ITEMS>
-=-=-

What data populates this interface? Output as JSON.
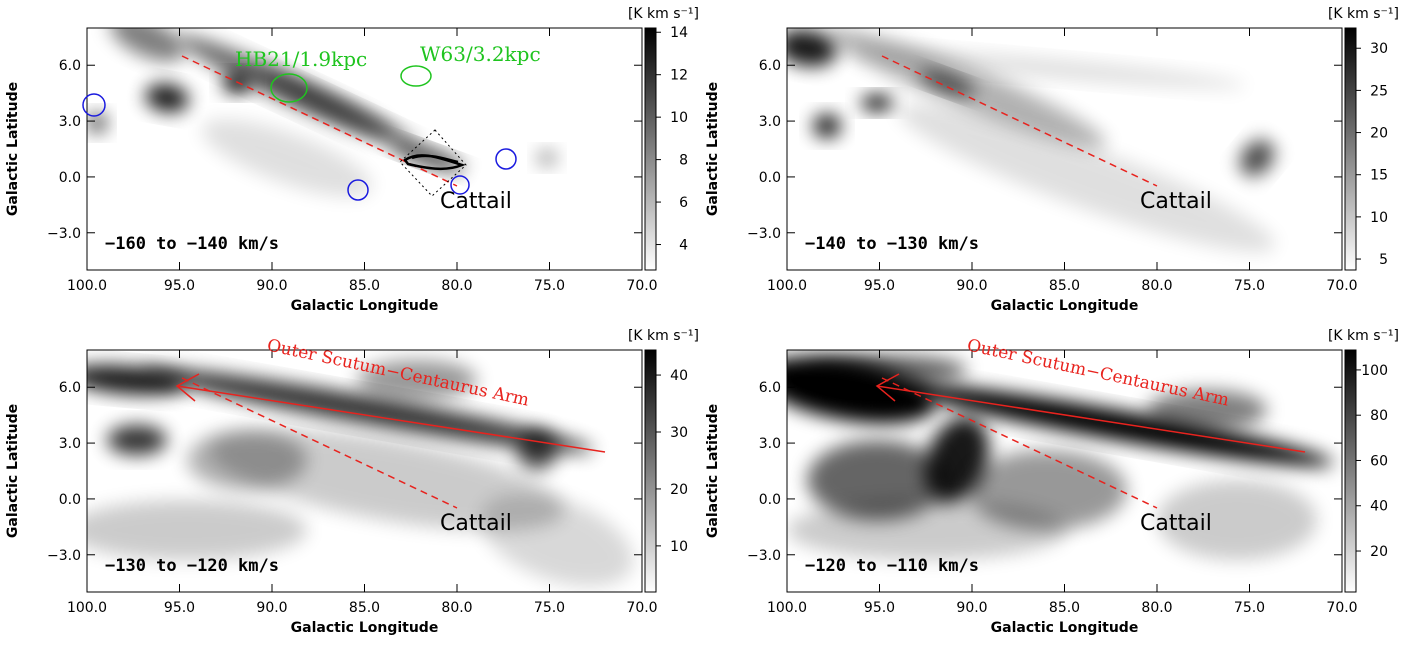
{
  "chart_data": [
    {
      "type": "image",
      "xlabel": "Galactic Longitude",
      "ylabel": "Galactic Latitude",
      "xlim": [
        100,
        70
      ],
      "ylim": [
        -5,
        8
      ],
      "xticks": [
        {
          "value": 100,
          "label": "100.0"
        },
        {
          "value": 95,
          "label": "95.0"
        },
        {
          "value": 90,
          "label": "90.0"
        },
        {
          "value": 85,
          "label": "85.0"
        },
        {
          "value": 80,
          "label": "80.0"
        },
        {
          "value": 75,
          "label": "75.0"
        },
        {
          "value": 70,
          "label": "70.0"
        }
      ],
      "yticks": [
        {
          "value": -3,
          "label": "−3.0"
        },
        {
          "value": 0,
          "label": "0.0"
        },
        {
          "value": 3,
          "label": "3.0"
        },
        {
          "value": 6,
          "label": "6.0"
        }
      ],
      "colorbar": {
        "label": "[K km s⁻¹]",
        "clim": [
          2.8,
          14.2
        ],
        "ticks": [
          4,
          6,
          8,
          10,
          12,
          14
        ]
      },
      "velocity": "−160 to −140 km/s",
      "annotations": [
        "Cattail",
        "HB21/1.9kpc",
        "W63/3.2kpc"
      ]
    },
    {
      "type": "image",
      "xlabel": "Galactic Longitude",
      "ylabel": "Galactic Latitude",
      "xlim": [
        100,
        70
      ],
      "ylim": [
        -5,
        8
      ],
      "xticks": [
        {
          "value": 100,
          "label": "100.0"
        },
        {
          "value": 95,
          "label": "95.0"
        },
        {
          "value": 90,
          "label": "90.0"
        },
        {
          "value": 85,
          "label": "85.0"
        },
        {
          "value": 80,
          "label": "80.0"
        },
        {
          "value": 75,
          "label": "75.0"
        },
        {
          "value": 70,
          "label": "70.0"
        }
      ],
      "yticks": [
        {
          "value": -3,
          "label": "−3.0"
        },
        {
          "value": 0,
          "label": "0.0"
        },
        {
          "value": 3,
          "label": "3.0"
        },
        {
          "value": 6,
          "label": "6.0"
        }
      ],
      "colorbar": {
        "label": "[K km s⁻¹]",
        "clim": [
          3.7,
          32.4
        ],
        "ticks": [
          5,
          10,
          15,
          20,
          25,
          30
        ]
      },
      "velocity": "−140 to −130 km/s",
      "annotations": [
        "Cattail"
      ]
    },
    {
      "type": "image",
      "xlabel": "Galactic Longitude",
      "ylabel": "Galactic Latitude",
      "xlim": [
        100,
        70
      ],
      "ylim": [
        -5,
        8
      ],
      "xticks": [
        {
          "value": 100,
          "label": "100.0"
        },
        {
          "value": 95,
          "label": "95.0"
        },
        {
          "value": 90,
          "label": "90.0"
        },
        {
          "value": 85,
          "label": "85.0"
        },
        {
          "value": 80,
          "label": "80.0"
        },
        {
          "value": 75,
          "label": "75.0"
        },
        {
          "value": 70,
          "label": "70.0"
        }
      ],
      "yticks": [
        {
          "value": -3,
          "label": "−3.0"
        },
        {
          "value": 0,
          "label": "0.0"
        },
        {
          "value": 3,
          "label": "3.0"
        },
        {
          "value": 6,
          "label": "6.0"
        }
      ],
      "colorbar": {
        "label": "[K km s⁻¹]",
        "clim": [
          1.9,
          44.4
        ],
        "ticks": [
          10,
          20,
          30,
          40
        ]
      },
      "velocity": "−130 to −120 km/s",
      "annotations": [
        "Cattail",
        "Outer Scutum−Centaurus Arm"
      ]
    },
    {
      "type": "image",
      "xlabel": "Galactic Longitude",
      "ylabel": "Galactic Latitude",
      "xlim": [
        100,
        70
      ],
      "ylim": [
        -5,
        8
      ],
      "xticks": [
        {
          "value": 100,
          "label": "100.0"
        },
        {
          "value": 95,
          "label": "95.0"
        },
        {
          "value": 90,
          "label": "90.0"
        },
        {
          "value": 85,
          "label": "85.0"
        },
        {
          "value": 80,
          "label": "80.0"
        },
        {
          "value": 75,
          "label": "75.0"
        },
        {
          "value": 70,
          "label": "70.0"
        }
      ],
      "yticks": [
        {
          "value": -3,
          "label": "−3.0"
        },
        {
          "value": 0,
          "label": "0.0"
        },
        {
          "value": 3,
          "label": "3.0"
        },
        {
          "value": 6,
          "label": "6.0"
        }
      ],
      "colorbar": {
        "label": "[K km s⁻¹]",
        "clim": [
          1.9,
          108.8
        ],
        "ticks": [
          20,
          40,
          60,
          80,
          100
        ]
      },
      "velocity": "−120 to −110 km/s",
      "annotations": [
        "Cattail",
        "Outer Scutum−Centaurus Arm"
      ]
    }
  ]
}
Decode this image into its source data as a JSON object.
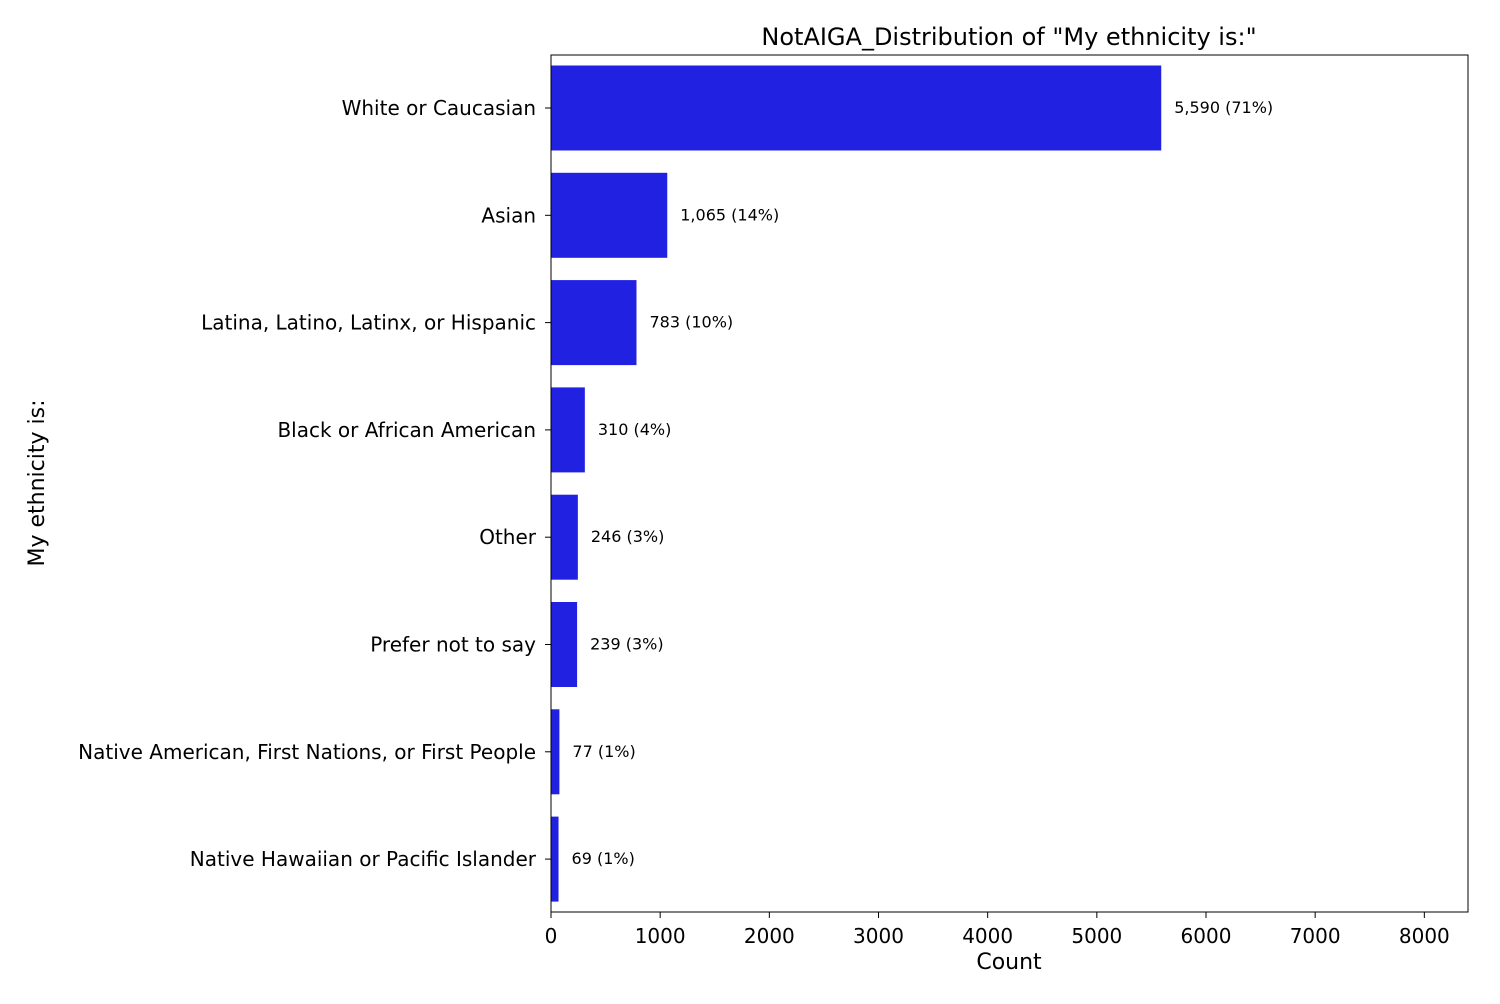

-=-=-

SET TASK>
Without including any pictures, print all of the material exactly as given.

CORRECT OUTPUT>
What data populates this interface? Output as JSON.
{
  "chart_data": [
    {
      "type": "image",
      "xlabel": "Galactic Longitude",
      "ylabel": "Galactic Latitude",
      "xlim": [
        100,
        70
      ],
      "ylim": [
        -5,
        8
      ],
      "xticks": [
        {
          "value": 100,
          "label": "100.0"
        },
        {
          "value": 95,
          "label": "95.0"
        },
        {
          "value": 90,
          "label": "90.0"
        },
        {
          "value": 85,
          "label": "85.0"
        },
        {
          "value": 80,
          "label": "80.0"
        },
        {
          "value": 75,
          "label": "75.0"
        },
        {
          "value": 70,
          "label": "70.0"
        }
      ],
      "yticks": [
        {
          "value": -3,
          "label": "−3.0"
        },
        {
          "value": 0,
          "label": "0.0"
        },
        {
          "value": 3,
          "label": "3.0"
        },
        {
          "value": 6,
          "label": "6.0"
        }
      ],
      "colorbar": {
        "label": "[K km s⁻¹]",
        "clim": [
          2.8,
          14.2
        ],
        "ticks": [
          4,
          6,
          8,
          10,
          12,
          14
        ]
      },
      "velocity": "−160 to −140 km/s",
      "annotations": [
        "Cattail",
        "HB21/1.9kpc",
        "W63/3.2kpc"
      ]
    },
    {
      "type": "image",
      "xlabel": "Galactic Longitude",
      "ylabel": "Galactic Latitude",
      "xlim": [
        100,
        70
      ],
      "ylim": [
        -5,
        8
      ],
      "xticks": [
        {
          "value": 100,
          "label": "100.0"
        },
        {
          "value": 95,
          "label": "95.0"
        },
        {
          "value": 90,
          "label": "90.0"
        },
        {
          "value": 85,
          "label": "85.0"
        },
        {
          "value": 80,
          "label": "80.0"
        },
        {
          "value": 75,
          "label": "75.0"
        },
        {
          "value": 70,
          "label": "70.0"
        }
      ],
      "yticks": [
        {
          "value": -3,
          "label": "−3.0"
        },
        {
          "value": 0,
          "label": "0.0"
        },
        {
          "value": 3,
          "label": "3.0"
        },
        {
          "value": 6,
          "label": "6.0"
        }
      ],
      "colorbar": {
        "label": "[K km s⁻¹]",
        "clim": [
          3.7,
          32.4
        ],
        "ticks": [
          5,
          10,
          15,
          20,
          25,
          30
        ]
      },
      "velocity": "−140 to −130 km/s",
      "annotations": [
        "Cattail"
      ]
    },
    {
      "type": "image",
      "xlabel": "Galactic Longitude",
      "ylabel": "Galactic Latitude",
      "xlim": [
        100,
        70
      ],
      "ylim": [
        -5,
        8
      ],
      "xticks": [
        {
          "value": 100,
          "label": "100.0"
        },
        {
          "value": 95,
          "label": "95.0"
        },
        {
          "value": 90,
          "label": "90.0"
        },
        {
          "value": 85,
          "label": "85.0"
        },
        {
          "value": 80,
          "label": "80.0"
        },
        {
          "value": 75,
          "label": "75.0"
        },
        {
          "value": 70,
          "label": "70.0"
        }
      ],
      "yticks": [
        {
          "value": -3,
          "label": "−3.0"
        },
        {
          "value": 0,
          "label": "0.0"
        },
        {
          "value": 3,
          "label": "3.0"
        },
        {
          "value": 6,
          "label": "6.0"
        }
      ],
      "colorbar": {
        "label": "[K km s⁻¹]",
        "clim": [
          1.9,
          44.4
        ],
        "ticks": [
          10,
          20,
          30,
          40
        ]
      },
      "velocity": "−130 to −120 km/s",
      "annotations": [
        "Cattail",
        "Outer Scutum−Centaurus Arm"
      ]
    },
    {
      "type": "image",
      "xlabel": "Galactic Longitude",
      "ylabel": "Galactic Latitude",
      "xlim": [
        100,
        70
      ],
      "ylim": [
        -5,
        8
      ],
      "xticks": [
        {
          "value": 100,
          "label": "100.0"
        },
        {
          "value": 95,
          "label": "95.0"
        },
        {
          "value": 90,
          "label": "90.0"
        },
        {
          "value": 85,
          "label": "85.0"
        },
        {
          "value": 80,
          "label": "80.0"
        },
        {
          "value": 75,
          "label": "75.0"
        },
        {
          "value": 70,
          "label": "70.0"
        }
      ],
      "yticks": [
        {
          "value": -3,
          "label": "−3.0"
        },
        {
          "value": 0,
          "label": "0.0"
        },
        {
          "value": 3,
          "label": "3.0"
        },
        {
          "value": 6,
          "label": "6.0"
        }
      ],
      "colorbar": {
        "label": "[K km s⁻¹]",
        "clim": [
          1.9,
          108.8
        ],
        "ticks": [
          20,
          40,
          60,
          80,
          100
        ]
      },
      "velocity": "−120 to −110 km/s",
      "annotations": [
        "Cattail",
        "Outer Scutum−Centaurus Arm"
      ]
    }
  ]
}
Decode this image into its source data as a JSON object.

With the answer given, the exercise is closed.